[Listings of annotated regions]
** start **

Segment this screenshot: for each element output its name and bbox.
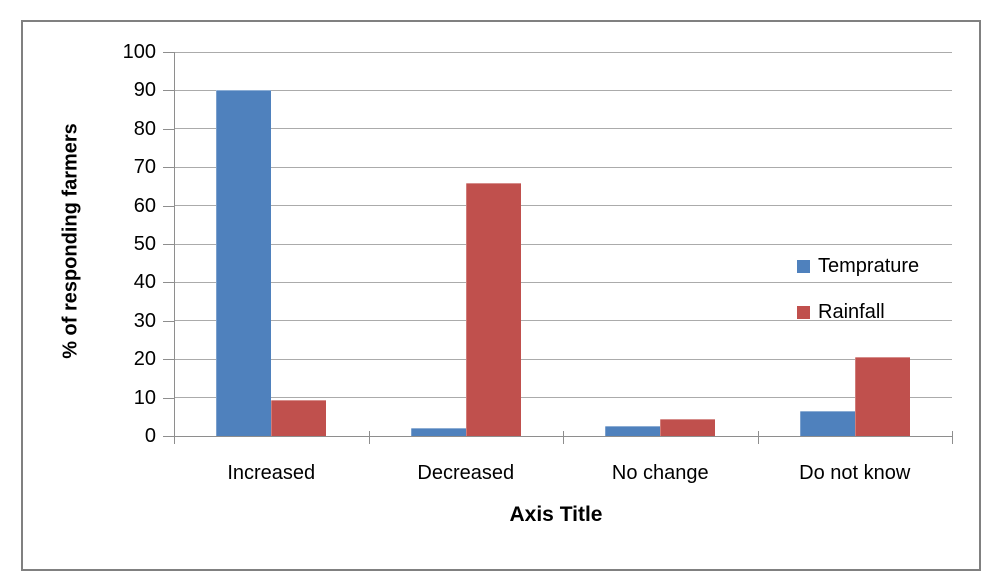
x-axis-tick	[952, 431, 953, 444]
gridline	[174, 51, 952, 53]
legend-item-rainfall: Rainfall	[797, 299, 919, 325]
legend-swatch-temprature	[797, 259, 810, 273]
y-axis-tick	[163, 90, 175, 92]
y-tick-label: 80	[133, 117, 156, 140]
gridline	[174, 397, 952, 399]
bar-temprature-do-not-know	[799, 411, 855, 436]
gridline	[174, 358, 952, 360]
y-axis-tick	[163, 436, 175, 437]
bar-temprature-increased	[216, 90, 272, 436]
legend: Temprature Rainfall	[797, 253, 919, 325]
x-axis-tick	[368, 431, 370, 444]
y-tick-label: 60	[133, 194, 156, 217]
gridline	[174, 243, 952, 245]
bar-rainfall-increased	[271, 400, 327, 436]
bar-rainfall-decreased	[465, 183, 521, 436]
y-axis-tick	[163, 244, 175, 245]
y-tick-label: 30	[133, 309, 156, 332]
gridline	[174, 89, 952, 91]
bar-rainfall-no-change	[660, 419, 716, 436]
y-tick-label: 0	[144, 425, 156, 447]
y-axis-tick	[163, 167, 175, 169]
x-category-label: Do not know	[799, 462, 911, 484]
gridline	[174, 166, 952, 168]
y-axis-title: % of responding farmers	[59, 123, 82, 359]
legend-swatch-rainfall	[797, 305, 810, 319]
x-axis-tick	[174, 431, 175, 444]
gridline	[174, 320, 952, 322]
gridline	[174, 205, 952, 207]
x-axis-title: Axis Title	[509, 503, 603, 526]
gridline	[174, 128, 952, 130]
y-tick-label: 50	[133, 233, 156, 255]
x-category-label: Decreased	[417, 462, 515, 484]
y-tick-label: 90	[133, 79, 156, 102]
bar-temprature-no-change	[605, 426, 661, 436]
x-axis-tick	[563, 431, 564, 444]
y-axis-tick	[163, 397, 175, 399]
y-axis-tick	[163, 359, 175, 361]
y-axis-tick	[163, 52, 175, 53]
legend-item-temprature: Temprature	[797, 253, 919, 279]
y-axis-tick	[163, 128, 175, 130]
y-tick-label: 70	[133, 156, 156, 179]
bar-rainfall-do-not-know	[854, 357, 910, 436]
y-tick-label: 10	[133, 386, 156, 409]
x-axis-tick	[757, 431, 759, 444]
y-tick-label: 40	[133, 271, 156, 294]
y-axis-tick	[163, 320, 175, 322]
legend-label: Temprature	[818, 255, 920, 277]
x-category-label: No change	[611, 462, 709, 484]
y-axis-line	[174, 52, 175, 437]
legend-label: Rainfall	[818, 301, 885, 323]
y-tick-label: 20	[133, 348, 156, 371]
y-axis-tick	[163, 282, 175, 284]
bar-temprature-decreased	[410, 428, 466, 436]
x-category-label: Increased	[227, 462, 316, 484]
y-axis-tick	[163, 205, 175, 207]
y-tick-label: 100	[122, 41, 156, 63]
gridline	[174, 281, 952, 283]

** end **
** start **

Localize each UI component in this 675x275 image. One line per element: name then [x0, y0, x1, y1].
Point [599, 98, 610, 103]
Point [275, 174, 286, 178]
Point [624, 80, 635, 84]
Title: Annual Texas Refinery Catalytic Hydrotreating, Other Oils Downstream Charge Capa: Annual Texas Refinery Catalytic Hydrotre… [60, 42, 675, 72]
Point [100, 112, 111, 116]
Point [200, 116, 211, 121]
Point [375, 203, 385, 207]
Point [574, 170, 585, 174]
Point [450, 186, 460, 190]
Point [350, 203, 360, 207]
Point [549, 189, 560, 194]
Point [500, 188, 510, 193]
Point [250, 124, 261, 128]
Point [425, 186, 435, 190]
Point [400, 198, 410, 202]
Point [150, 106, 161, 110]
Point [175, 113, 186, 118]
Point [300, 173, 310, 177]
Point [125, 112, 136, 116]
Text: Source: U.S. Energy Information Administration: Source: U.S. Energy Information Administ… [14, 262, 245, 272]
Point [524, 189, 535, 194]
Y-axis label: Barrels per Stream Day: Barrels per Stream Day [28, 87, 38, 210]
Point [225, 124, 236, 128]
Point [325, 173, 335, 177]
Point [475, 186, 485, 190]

** end **
** start **

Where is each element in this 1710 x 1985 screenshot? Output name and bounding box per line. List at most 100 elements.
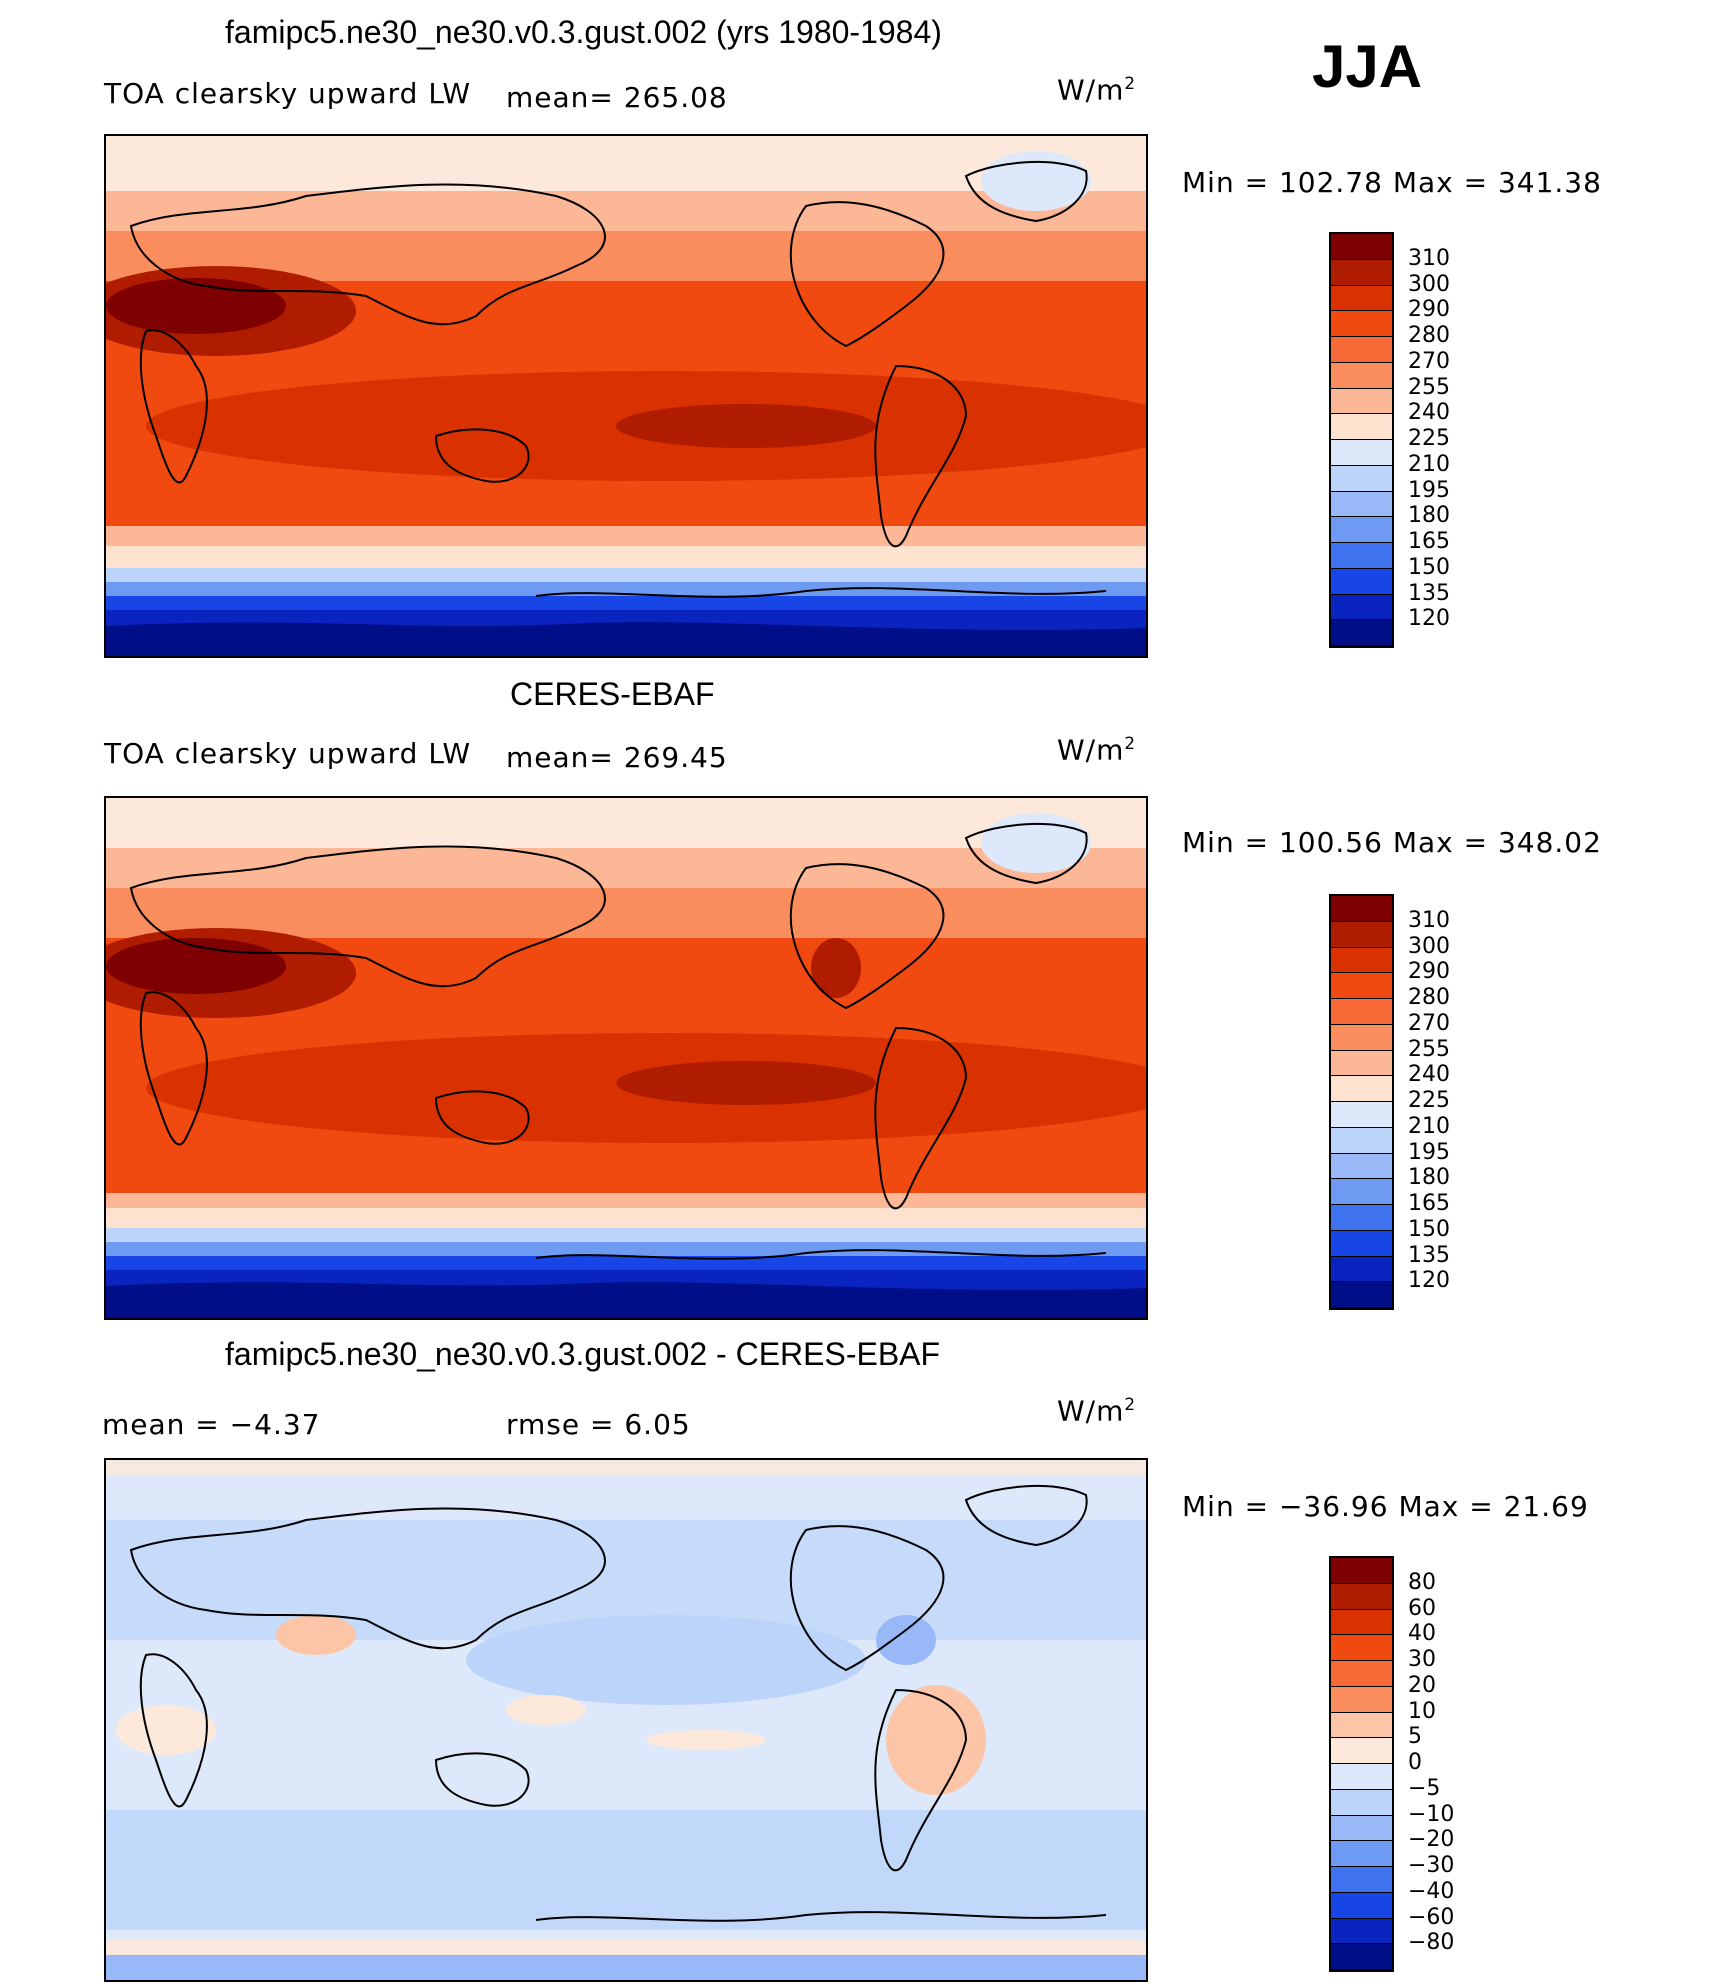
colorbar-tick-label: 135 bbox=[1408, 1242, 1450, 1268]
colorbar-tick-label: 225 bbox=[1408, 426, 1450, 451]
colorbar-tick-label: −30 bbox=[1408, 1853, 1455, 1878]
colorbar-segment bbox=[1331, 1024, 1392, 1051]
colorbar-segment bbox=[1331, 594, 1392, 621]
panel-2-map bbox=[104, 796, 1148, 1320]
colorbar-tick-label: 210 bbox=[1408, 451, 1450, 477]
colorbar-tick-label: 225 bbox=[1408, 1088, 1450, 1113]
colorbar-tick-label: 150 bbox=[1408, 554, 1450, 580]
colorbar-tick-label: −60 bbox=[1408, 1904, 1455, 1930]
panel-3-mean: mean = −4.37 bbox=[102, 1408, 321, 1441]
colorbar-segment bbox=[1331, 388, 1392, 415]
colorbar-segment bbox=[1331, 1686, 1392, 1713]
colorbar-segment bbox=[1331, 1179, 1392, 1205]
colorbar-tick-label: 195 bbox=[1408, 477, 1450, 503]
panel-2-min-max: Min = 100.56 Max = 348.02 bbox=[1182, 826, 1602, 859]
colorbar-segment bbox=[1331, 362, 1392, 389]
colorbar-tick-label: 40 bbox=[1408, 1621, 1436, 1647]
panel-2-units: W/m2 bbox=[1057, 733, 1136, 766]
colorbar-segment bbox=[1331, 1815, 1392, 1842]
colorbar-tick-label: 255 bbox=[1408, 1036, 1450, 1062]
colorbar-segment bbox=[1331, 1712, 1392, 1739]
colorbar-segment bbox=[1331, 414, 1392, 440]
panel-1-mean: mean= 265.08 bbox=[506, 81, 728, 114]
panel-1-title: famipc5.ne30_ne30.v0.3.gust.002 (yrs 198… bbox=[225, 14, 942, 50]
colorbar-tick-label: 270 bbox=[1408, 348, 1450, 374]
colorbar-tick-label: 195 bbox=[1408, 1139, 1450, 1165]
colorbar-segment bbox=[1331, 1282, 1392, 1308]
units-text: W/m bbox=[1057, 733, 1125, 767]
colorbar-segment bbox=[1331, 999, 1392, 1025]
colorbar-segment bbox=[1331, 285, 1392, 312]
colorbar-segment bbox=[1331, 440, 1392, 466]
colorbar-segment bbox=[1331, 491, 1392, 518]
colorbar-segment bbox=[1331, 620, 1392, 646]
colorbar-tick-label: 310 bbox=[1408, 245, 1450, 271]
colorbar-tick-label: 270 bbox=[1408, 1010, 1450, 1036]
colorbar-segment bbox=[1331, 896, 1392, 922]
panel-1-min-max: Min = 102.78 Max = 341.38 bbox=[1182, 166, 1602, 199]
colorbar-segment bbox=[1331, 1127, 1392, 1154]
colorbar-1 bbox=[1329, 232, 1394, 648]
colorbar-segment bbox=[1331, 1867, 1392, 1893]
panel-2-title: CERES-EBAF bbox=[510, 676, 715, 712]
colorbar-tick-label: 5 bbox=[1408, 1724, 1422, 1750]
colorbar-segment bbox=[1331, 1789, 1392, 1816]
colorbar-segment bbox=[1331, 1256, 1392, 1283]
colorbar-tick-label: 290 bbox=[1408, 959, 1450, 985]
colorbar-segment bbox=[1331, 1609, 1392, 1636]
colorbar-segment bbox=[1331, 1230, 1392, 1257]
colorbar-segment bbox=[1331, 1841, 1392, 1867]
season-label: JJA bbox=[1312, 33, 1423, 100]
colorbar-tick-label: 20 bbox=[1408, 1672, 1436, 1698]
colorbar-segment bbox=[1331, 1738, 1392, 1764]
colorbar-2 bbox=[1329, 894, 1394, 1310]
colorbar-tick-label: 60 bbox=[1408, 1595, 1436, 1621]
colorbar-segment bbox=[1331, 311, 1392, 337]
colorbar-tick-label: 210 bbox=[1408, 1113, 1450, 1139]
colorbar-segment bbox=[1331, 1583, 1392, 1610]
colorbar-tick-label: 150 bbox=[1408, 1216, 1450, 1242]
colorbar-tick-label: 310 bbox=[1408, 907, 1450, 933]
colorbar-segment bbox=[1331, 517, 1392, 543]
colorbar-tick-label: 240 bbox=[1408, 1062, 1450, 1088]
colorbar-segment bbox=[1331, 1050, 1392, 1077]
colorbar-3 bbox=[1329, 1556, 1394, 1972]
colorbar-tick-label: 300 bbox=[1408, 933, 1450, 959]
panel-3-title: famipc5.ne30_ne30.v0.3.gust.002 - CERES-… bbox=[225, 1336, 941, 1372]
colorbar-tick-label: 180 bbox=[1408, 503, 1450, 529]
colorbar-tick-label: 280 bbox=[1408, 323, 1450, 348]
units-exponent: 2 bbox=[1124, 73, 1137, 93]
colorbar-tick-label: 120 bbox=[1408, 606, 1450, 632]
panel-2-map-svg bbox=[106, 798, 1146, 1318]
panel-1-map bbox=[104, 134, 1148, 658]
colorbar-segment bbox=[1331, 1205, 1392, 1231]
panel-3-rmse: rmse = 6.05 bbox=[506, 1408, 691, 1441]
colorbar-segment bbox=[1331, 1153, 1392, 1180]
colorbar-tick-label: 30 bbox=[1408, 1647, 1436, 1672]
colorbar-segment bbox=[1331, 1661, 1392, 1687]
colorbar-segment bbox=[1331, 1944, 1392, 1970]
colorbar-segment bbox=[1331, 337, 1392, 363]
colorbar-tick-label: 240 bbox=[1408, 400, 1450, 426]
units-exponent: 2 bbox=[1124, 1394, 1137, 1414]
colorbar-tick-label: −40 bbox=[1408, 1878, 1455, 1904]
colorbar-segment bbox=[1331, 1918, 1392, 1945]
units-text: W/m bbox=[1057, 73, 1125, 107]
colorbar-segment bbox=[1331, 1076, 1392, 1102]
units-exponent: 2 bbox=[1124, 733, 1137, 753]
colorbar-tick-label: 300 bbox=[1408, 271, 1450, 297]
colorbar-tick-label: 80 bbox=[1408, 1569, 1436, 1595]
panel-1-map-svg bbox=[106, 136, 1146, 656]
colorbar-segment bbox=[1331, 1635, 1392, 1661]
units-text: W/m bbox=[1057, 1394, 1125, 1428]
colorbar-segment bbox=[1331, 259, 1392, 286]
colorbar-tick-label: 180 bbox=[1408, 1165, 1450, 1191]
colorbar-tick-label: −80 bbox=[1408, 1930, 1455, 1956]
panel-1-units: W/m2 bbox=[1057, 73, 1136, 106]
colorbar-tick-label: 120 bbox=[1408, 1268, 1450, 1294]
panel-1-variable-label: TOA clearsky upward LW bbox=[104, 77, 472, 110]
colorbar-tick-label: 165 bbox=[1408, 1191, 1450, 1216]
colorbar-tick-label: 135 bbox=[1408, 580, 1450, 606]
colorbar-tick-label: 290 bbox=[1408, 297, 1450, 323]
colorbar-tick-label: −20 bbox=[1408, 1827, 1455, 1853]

** end **

## Your goal
Rewrite the data from the line containing "Localize each UI" through the line containing "Point [250, 124, 261, 128]", inclusive, as a numbered list, leaving out any blank lines.

## Response to the exercise
1. Localize each UI component in this 675x275 image. One line per element: name then [x0, y0, x1, y1].
2. Point [599, 98, 610, 103]
3. Point [275, 174, 286, 178]
4. Point [624, 80, 635, 84]
5. Title: Annual Texas Refinery Catalytic Hydrotreating, Other Oils Downstream Charge Capa: Annual Texas Refinery Catalytic Hydrotre… [60, 42, 675, 72]
6. Point [100, 112, 111, 116]
7. Point [200, 116, 211, 121]
8. Point [375, 203, 385, 207]
9. Point [574, 170, 585, 174]
10. Point [450, 186, 460, 190]
11. Point [350, 203, 360, 207]
12. Point [549, 189, 560, 194]
13. Point [500, 188, 510, 193]
14. Point [250, 124, 261, 128]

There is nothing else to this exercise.